* _Task objective_:
Each line that holds the word "title" is to be identified and copied.

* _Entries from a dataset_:
::::::::::
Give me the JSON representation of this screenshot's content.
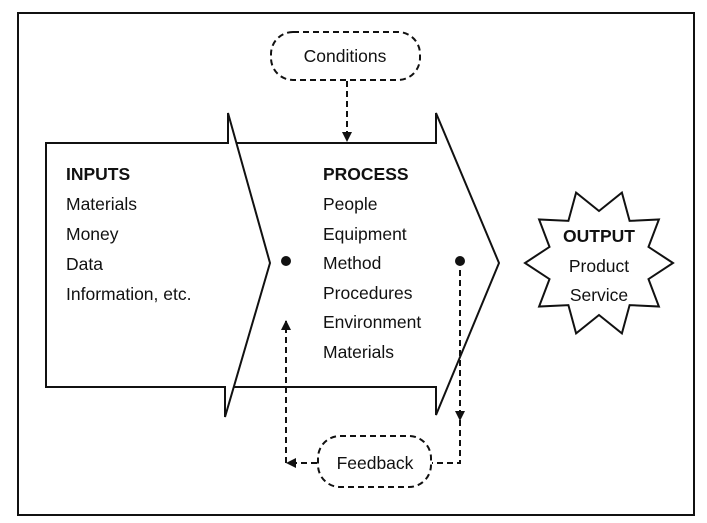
{
  "conditions": {
    "label": "Conditions"
  },
  "inputs": {
    "title": "INPUTS",
    "items": [
      "Materials",
      "Money",
      "Data",
      "Information, etc."
    ]
  },
  "process": {
    "title": "PROCESS",
    "items": [
      "People",
      "Equipment",
      "Method",
      "Procedures",
      "Environment",
      "Materials"
    ]
  },
  "output": {
    "title": "OUTPUT",
    "items": [
      "Product",
      "Service"
    ]
  },
  "feedback": {
    "label": "Feedback"
  }
}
::::::::::
* _Response to this exercise_:
    "title": "INPUTS",
    "title": "PROCESS",
    "title": "OUTPUT",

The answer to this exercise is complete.